■ Required work
The records below are to be copied word for word, with every picture left out.

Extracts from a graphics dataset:
══════════

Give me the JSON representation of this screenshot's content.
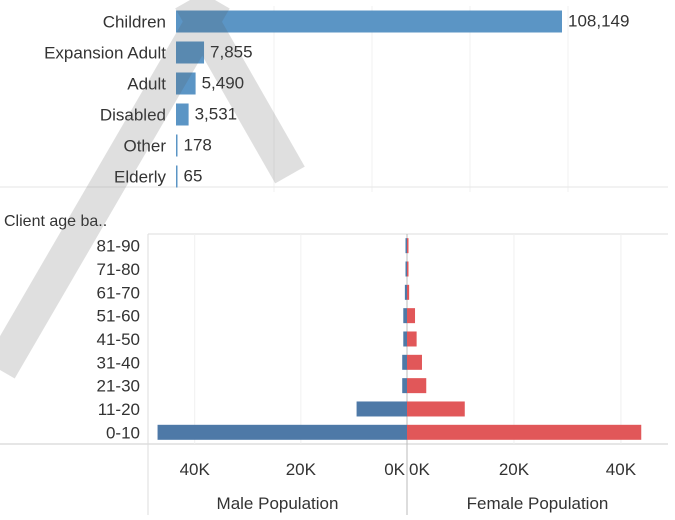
{
  "chart_data": [
    {
      "type": "bar",
      "orientation": "horizontal",
      "categories": [
        "Children",
        "Expansion Adult",
        "Adult",
        "Disabled",
        "Other",
        "Elderly"
      ],
      "values": [
        108149,
        7855,
        5490,
        3531,
        178,
        65
      ],
      "data_labels": [
        "108,149",
        "7,855",
        "5,490",
        "3,531",
        "178",
        "65"
      ],
      "xlim": [
        0,
        120000
      ],
      "color": "#5b95c5"
    },
    {
      "type": "bar",
      "subtype": "population-pyramid",
      "orientation": "horizontal",
      "row_header": "Client age ba..",
      "categories": [
        "81-90",
        "71-80",
        "61-70",
        "51-60",
        "41-50",
        "31-40",
        "21-30",
        "11-20",
        "0-10"
      ],
      "series": [
        {
          "values": [
            150,
            150,
            400,
            700,
            700,
            900,
            900,
            9500,
            47000
          ],
          "color": "#4e79a7"
        },
        {
          "values": [
            250,
            250,
            400,
            1500,
            1800,
            2800,
            3600,
            10800,
            43800
          ],
          "color": "#e15759"
        }
      ],
      "panels": [
        {
          "title": "Male Population",
          "xlim": [
            0,
            48800
          ],
          "direction": "reversed",
          "ticks": [
            {
              "value": 40000,
              "label": "40K"
            },
            {
              "value": 20000,
              "label": "20K"
            },
            {
              "value": 0,
              "label": "0K"
            }
          ]
        },
        {
          "title": "Female Population",
          "xlim": [
            0,
            48800
          ],
          "direction": "normal",
          "ticks": [
            {
              "value": 0,
              "label": "0K"
            },
            {
              "value": 20000,
              "label": "20K"
            },
            {
              "value": 40000,
              "label": "40K"
            }
          ]
        }
      ],
      "grid": true
    }
  ]
}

══════════

■ Task result
Give me the JSON representation of this screenshot's content.
{
  "chart_data": [
    {
      "type": "bar",
      "orientation": "horizontal",
      "categories": [
        "Children",
        "Expansion Adult",
        "Adult",
        "Disabled",
        "Other",
        "Elderly"
      ],
      "values": [
        108149,
        7855,
        5490,
        3531,
        178,
        65
      ],
      "data_labels": [
        "108,149",
        "7,855",
        "5,490",
        "3,531",
        "178",
        "65"
      ],
      "xlim": [
        0,
        120000
      ],
      "color": "#5b95c5"
    },
    {
      "type": "bar",
      "subtype": "population-pyramid",
      "orientation": "horizontal",
      "row_header": "Client age ba..",
      "categories": [
        "81-90",
        "71-80",
        "61-70",
        "51-60",
        "41-50",
        "31-40",
        "21-30",
        "11-20",
        "0-10"
      ],
      "series": [
        {
          "values": [
            150,
            150,
            400,
            700,
            700,
            900,
            900,
            9500,
            47000
          ],
          "color": "#4e79a7"
        },
        {
          "values": [
            250,
            250,
            400,
            1500,
            1800,
            2800,
            3600,
            10800,
            43800
          ],
          "color": "#e15759"
        }
      ],
      "panels": [
        {
          "title": "Male Population",
          "xlim": [
            0,
            48800
          ],
          "direction": "reversed",
          "ticks": [
            {
              "value": 40000,
              "label": "40K"
            },
            {
              "value": 20000,
              "label": "20K"
            },
            {
              "value": 0,
              "label": "0K"
            }
          ]
        },
        {
          "title": "Female Population",
          "xlim": [
            0,
            48800
          ],
          "direction": "normal",
          "ticks": [
            {
              "value": 0,
              "label": "0K"
            },
            {
              "value": 20000,
              "label": "20K"
            },
            {
              "value": 40000,
              "label": "40K"
            }
          ]
        }
      ],
      "grid": true
    }
  ]
}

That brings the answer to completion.